Without the pictures, return all of the material exactly as written.

▸ Exercise material
■ ■ ■ ■ ■

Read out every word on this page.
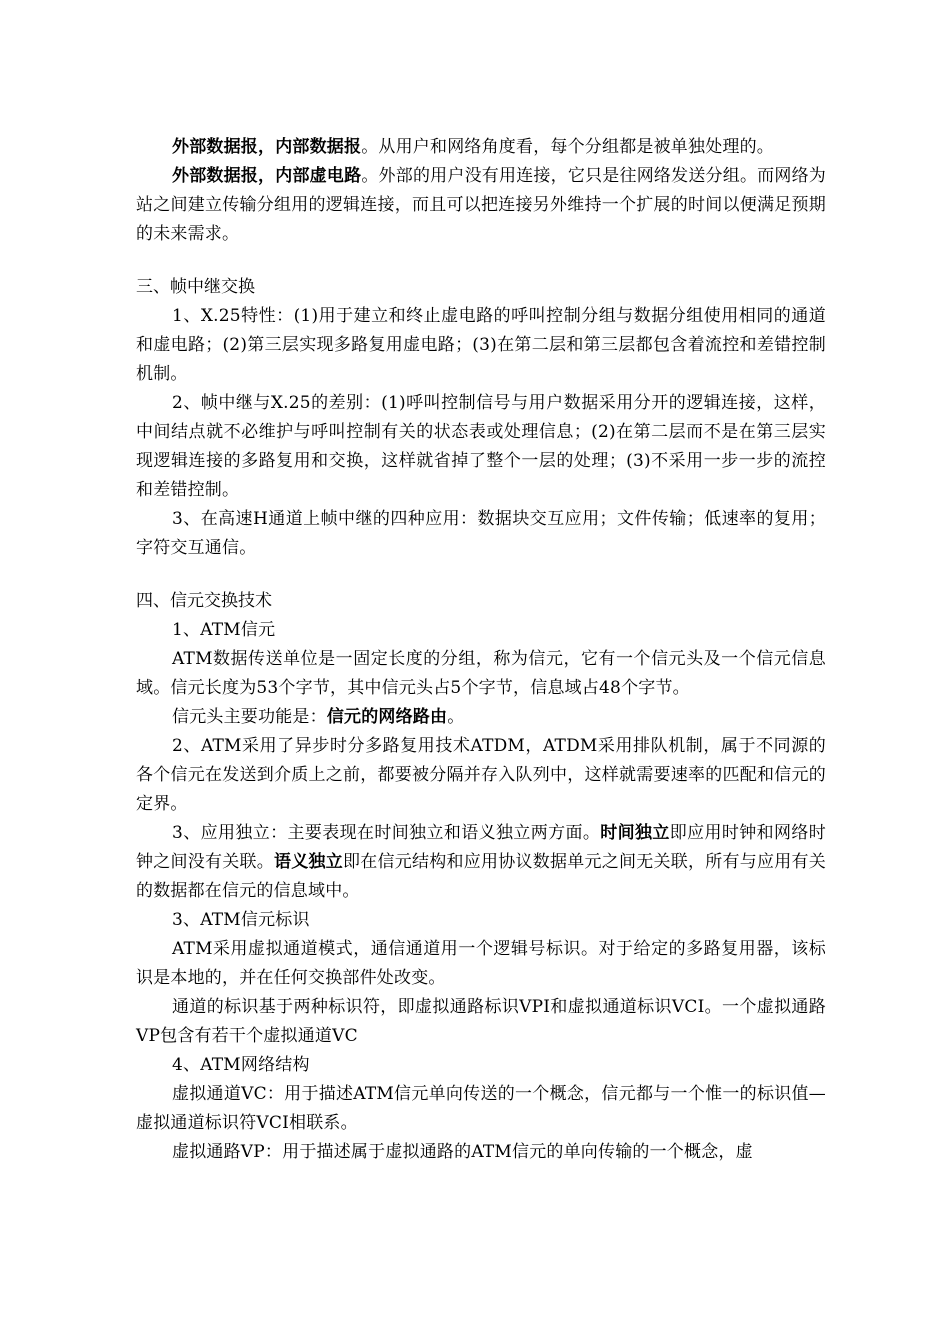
外部数据报，内部数据报。从用户和网络角度看，每个分组都是被单独处理的。

外部数据报，内部虚电路。外部的用户没有用连接，它只是往网络发送分组。而网络为站之间建立传输分组用的逻辑连接，而且可以把连接另外维持一个扩展的时间以便满足预期的未来需求。

三、帧中继交换

1、X.25特性：(1)用于建立和终止虚电路的呼叫控制分组与数据分组使用相同的通道和虚电路；(2)第三层实现多路复用虚电路；(3)在第二层和第三层都包含着流控和差错控制机制。

2、帧中继与X.25的差别：(1)呼叫控制信号与用户数据采用分开的逻辑连接，这样，中间结点就不必维护与呼叫控制有关的状态表或处理信息；(2)在第二层而不是在第三层实现逻辑连接的多路复用和交换，这样就省掉了整个一层的处理；(3)不采用一步一步的流控和差错控制。

3、在高速H通道上帧中继的四种应用：数据块交互应用；文件传输；低速率的复用；字符交互通信。

四、信元交换技术

1、ATM信元

ATM数据传送单位是一固定长度的分组，称为信元，它有一个信元头及一个信元信息域。信元长度为53个字节，其中信元头占5个字节，信息域占48个字节。

信元头主要功能是：信元的网络路由。

2、ATM采用了异步时分多路复用技术ATDM，ATDM采用排队机制，属于不同源的各个信元在发送到介质上之前，都要被分隔并存入队列中，这样就需要速率的匹配和信元的定界。

3、应用独立：主要表现在时间独立和语义独立两方面。时间独立即应用时钟和网络时钟之间没有关联。语义独立即在信元结构和应用协议数据单元之间无关联，所有与应用有关的数据都在信元的信息域中。

3、ATM信元标识

ATM采用虚拟通道模式，通信通道用一个逻辑号标识。对于给定的多路复用器，该标识是本地的，并在任何交换部件处改变。

通道的标识基于两种标识符，即虚拟通路标识VPI和虚拟通道标识VCI。一个虚拟通路VP包含有若干个虚拟通道VC

4、ATM网络结构

虚拟通道VC：用于描述ATM信元单向传送的一个概念，信元都与一个惟一的标识值—虚拟通道标识符VCI相联系。

虚拟通路VP：用于描述属于虚拟通路的ATM信元的单向传输的一个概念，虚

■ ■ ■ ■ ■

▸ The solution
Read out every word on this page.
外部数据报，内部数据报。从用户和网络角度看，每个分组都是被单独处理的。

外部数据报，内部虚电路。外部的用户没有用连接，它只是往网络发送分组。而网络为站之间建立传输分组用的逻辑连接，而且可以把连接另外维持一个扩展的时间以便满足预期的未来需求。

三、帧中继交换

1、X.25特性：(1)用于建立和终止虚电路的呼叫控制分组与数据分组使用相同的通道和虚电路；(2)第三层实现多路复用虚电路；(3)在第二层和第三层都包含着流控和差错控制机制。

2、帧中继与X.25的差别：(1)呼叫控制信号与用户数据采用分开的逻辑连接，这样，中间结点就不必维护与呼叫控制有关的状态表或处理信息；(2)在第二层而不是在第三层实现逻辑连接的多路复用和交换，这样就省掉了整个一层的处理；(3)不采用一步一步的流控和差错控制。

3、在高速H通道上帧中继的四种应用：数据块交互应用；文件传输；低速率的复用；字符交互通信。

四、信元交换技术

1、ATM信元

ATM数据传送单位是一固定长度的分组，称为信元，它有一个信元头及一个信元信息域。信元长度为53个字节，其中信元头占5个字节，信息域占48个字节。

信元头主要功能是：信元的网络路由。

2、ATM采用了异步时分多路复用技术ATDM，ATDM采用排队机制，属于不同源的各个信元在发送到介质上之前，都要被分隔并存入队列中，这样就需要速率的匹配和信元的定界。

3、应用独立：主要表现在时间独立和语义独立两方面。时间独立即应用时钟和网络时钟之间没有关联。语义独立即在信元结构和应用协议数据单元之间无关联，所有与应用有关的数据都在信元的信息域中。

3、ATM信元标识

ATM采用虚拟通道模式，通信通道用一个逻辑号标识。对于给定的多路复用器，该标识是本地的，并在任何交换部件处改变。

通道的标识基于两种标识符，即虚拟通路标识VPI和虚拟通道标识VCI。一个虚拟通路VP包含有若干个虚拟通道VC

4、ATM网络结构

虚拟通道VC：用于描述ATM信元单向传送的一个概念，信元都与一个惟一的标识值—虚拟通道标识符VCI相联系。

虚拟通路VP：用于描述属于虚拟通路的ATM信元的单向传输的一个概念，虚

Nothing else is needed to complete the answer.